RECORDS SHOWN start

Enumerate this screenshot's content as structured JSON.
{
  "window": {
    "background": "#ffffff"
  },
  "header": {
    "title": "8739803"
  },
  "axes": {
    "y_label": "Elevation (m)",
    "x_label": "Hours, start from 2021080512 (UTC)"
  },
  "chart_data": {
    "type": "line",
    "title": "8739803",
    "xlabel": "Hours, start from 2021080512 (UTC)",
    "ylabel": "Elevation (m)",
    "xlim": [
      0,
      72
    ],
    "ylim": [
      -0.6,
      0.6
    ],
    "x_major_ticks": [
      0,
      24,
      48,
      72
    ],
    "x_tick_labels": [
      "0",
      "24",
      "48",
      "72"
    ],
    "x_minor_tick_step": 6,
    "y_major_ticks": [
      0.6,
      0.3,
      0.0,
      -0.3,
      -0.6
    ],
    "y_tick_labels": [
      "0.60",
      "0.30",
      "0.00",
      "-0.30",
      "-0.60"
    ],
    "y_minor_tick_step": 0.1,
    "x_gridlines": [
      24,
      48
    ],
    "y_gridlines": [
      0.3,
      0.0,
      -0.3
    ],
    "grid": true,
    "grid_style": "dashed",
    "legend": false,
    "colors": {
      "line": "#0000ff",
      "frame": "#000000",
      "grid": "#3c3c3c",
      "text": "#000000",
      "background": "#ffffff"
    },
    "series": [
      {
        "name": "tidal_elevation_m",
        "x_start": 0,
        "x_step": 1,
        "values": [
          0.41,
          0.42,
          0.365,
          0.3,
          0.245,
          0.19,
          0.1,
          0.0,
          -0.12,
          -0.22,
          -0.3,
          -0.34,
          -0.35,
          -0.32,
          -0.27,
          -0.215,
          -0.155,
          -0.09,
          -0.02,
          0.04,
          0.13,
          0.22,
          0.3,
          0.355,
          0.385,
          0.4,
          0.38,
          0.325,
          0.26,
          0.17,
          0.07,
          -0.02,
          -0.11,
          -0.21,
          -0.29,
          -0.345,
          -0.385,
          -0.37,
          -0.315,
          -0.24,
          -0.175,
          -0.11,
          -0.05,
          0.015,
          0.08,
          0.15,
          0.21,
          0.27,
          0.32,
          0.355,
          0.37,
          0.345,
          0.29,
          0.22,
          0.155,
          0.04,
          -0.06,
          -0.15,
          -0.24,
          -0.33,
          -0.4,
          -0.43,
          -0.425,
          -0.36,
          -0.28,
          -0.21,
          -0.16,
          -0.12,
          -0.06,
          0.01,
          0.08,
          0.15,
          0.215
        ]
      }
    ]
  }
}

RECORDS SHOWN end
RECORDS SHOWN start

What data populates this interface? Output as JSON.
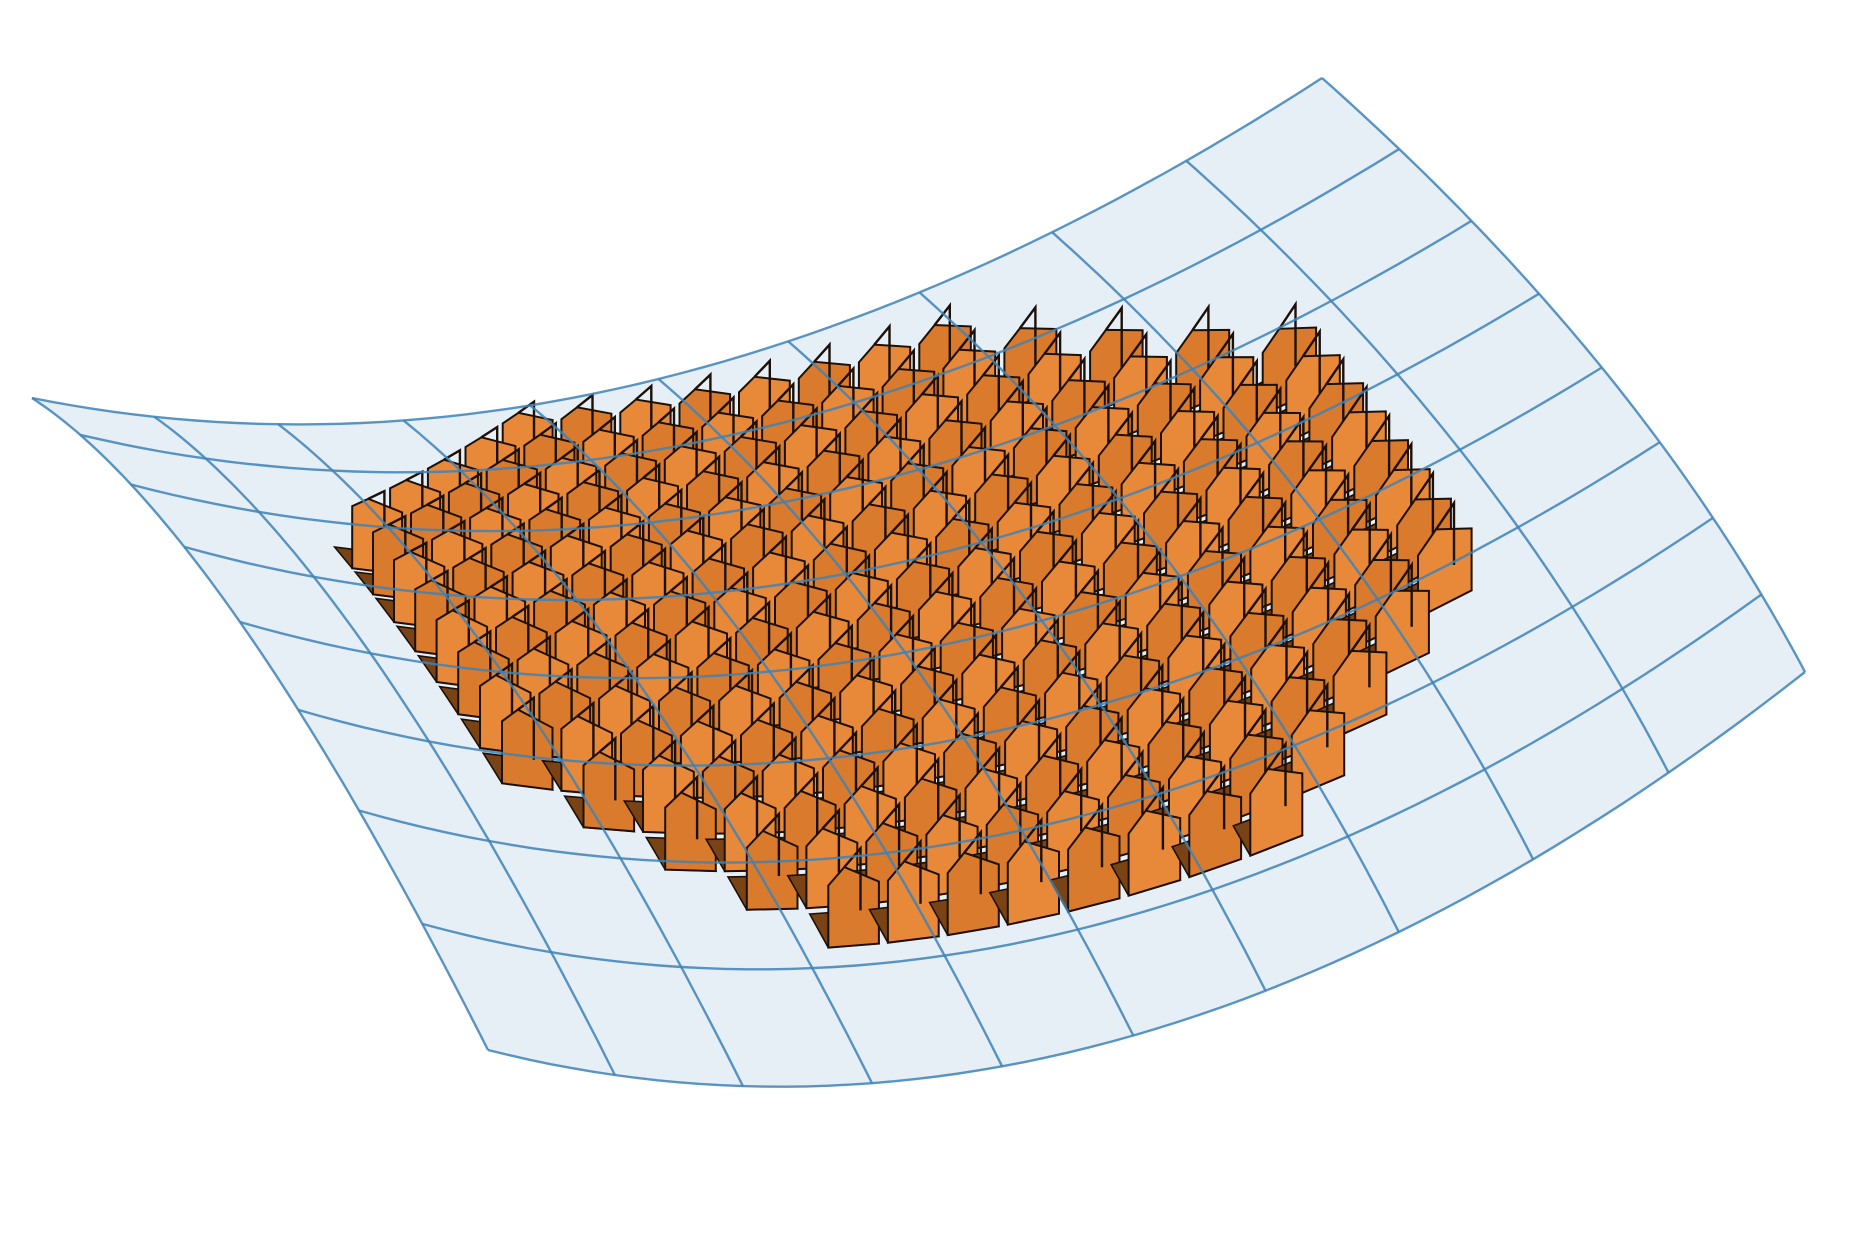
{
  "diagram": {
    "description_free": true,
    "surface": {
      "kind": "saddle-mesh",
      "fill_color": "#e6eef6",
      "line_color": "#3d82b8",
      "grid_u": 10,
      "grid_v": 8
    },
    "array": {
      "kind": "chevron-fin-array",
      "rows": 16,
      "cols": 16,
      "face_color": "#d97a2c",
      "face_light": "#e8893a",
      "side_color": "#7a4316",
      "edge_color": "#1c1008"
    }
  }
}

RECORDS SHOWN end

### PROBLEM
Among the entries, how many lines contain the string "ffffff"? Give the number without anything else.

### RESPONSE BELOW
2